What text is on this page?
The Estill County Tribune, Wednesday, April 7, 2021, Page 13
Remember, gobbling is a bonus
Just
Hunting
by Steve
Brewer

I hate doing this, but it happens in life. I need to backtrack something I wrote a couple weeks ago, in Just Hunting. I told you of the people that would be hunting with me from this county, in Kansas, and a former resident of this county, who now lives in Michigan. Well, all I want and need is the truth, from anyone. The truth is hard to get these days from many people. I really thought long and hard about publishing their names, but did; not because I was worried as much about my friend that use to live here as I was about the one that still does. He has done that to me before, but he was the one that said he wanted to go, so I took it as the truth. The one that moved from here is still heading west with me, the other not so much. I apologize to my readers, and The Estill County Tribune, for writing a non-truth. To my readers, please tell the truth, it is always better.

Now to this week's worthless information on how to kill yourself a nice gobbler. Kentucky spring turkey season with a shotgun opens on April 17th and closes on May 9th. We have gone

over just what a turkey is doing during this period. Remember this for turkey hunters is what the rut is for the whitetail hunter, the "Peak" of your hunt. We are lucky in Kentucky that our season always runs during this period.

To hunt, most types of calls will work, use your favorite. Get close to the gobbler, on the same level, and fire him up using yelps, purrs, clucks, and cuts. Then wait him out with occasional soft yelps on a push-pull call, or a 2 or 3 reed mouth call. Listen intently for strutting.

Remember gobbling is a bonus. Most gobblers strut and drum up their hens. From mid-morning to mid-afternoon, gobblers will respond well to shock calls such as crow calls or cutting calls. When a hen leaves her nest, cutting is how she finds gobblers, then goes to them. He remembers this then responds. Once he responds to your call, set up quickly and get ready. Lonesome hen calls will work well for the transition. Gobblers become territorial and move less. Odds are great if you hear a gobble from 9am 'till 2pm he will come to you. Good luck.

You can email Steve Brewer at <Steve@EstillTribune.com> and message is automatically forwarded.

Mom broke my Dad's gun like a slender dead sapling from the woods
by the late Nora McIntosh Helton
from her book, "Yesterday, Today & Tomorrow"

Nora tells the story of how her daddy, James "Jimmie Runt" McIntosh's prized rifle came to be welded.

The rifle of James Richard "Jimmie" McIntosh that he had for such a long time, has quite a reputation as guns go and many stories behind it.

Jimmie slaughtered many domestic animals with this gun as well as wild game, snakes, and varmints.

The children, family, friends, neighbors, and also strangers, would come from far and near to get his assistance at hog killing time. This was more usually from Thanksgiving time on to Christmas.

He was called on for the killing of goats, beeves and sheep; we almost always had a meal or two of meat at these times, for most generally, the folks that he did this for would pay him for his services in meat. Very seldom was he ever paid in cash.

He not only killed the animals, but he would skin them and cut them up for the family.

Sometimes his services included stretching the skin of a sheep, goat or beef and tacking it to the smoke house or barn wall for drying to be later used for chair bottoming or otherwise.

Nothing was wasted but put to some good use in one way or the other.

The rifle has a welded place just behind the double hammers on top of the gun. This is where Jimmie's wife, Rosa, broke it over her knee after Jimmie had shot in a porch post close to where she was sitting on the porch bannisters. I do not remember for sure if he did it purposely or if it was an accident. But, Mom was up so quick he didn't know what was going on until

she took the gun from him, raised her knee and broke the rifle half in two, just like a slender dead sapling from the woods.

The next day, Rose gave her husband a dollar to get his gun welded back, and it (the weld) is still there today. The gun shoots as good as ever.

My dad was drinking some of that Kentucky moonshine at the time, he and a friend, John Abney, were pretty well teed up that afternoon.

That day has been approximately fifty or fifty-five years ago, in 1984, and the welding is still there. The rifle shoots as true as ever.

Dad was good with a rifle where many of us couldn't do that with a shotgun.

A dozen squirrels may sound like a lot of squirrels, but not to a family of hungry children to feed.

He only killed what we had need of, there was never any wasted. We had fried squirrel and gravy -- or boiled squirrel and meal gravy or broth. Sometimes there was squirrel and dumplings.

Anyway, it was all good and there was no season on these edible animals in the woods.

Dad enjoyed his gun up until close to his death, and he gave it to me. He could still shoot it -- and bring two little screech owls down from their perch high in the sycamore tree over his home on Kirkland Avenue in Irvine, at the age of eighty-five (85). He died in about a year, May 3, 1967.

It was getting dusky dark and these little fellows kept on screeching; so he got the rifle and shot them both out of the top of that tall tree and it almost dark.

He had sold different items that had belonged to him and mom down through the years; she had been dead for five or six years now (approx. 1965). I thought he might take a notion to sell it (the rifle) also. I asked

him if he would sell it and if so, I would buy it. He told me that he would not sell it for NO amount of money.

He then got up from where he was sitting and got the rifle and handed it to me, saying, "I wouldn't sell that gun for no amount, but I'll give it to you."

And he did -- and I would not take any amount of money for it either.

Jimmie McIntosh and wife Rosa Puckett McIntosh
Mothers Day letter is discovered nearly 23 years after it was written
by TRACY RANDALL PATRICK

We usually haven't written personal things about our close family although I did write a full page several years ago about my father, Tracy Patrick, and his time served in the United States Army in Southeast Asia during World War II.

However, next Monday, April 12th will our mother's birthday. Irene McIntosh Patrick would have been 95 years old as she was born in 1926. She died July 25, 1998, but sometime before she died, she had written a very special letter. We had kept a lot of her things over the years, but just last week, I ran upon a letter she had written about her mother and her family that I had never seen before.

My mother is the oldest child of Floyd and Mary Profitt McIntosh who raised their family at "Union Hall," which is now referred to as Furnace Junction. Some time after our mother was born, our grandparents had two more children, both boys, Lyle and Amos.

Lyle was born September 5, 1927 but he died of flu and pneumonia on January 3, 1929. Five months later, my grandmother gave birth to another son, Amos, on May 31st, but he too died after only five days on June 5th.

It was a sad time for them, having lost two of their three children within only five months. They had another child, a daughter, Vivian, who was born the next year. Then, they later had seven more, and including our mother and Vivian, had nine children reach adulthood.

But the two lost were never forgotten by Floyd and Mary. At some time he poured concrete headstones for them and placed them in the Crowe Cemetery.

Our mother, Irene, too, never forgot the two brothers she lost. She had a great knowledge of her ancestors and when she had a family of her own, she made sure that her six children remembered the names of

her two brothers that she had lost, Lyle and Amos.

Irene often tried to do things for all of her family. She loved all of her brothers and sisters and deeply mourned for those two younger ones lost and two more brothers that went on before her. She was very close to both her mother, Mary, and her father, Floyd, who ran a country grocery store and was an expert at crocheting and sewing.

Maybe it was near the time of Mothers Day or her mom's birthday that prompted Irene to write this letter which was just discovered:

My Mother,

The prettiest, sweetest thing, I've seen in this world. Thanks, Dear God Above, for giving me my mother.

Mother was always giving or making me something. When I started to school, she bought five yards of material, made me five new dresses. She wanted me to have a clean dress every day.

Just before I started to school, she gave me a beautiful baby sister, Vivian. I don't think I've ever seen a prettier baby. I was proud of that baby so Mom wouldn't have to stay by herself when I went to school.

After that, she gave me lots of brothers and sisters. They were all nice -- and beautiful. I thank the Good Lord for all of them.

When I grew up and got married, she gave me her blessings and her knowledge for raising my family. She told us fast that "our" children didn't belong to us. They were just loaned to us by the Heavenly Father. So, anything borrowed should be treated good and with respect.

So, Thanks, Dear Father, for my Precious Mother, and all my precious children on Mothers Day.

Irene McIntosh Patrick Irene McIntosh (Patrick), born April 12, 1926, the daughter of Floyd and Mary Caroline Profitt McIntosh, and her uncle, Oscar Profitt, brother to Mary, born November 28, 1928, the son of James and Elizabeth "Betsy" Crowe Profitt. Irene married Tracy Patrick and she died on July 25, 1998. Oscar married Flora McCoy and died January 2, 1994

Prompt:
Scan the entries above for the word "Jimmie" and collect each line holding it.

Solution for this exercise:
Nora tells the story of how her daddy, James "Jimmie Runt" McIntosh's prized rifle came to be welded.
The rifle of James Richard "Jimmie" McIntosh that he had for such a long time, has quite a reputation as guns go and many stories behind it.
Jimmie slaughtered many domestic animals with this gun as well as wild game, snakes, and varmints.
The rifle has a welded place just behind the double hammers on top of the gun. This is where Jimmie's wife, Rosa, broke it over her knee after Jimmie had shot in a porch post close to where she was sitting on the porch bannisters. I do not remember for sure if he did it purposely or if it was an accident. But, Mom was up so quick he didn't know what was going on until
Jimmie McIntosh and wife Rosa Puckett McIntosh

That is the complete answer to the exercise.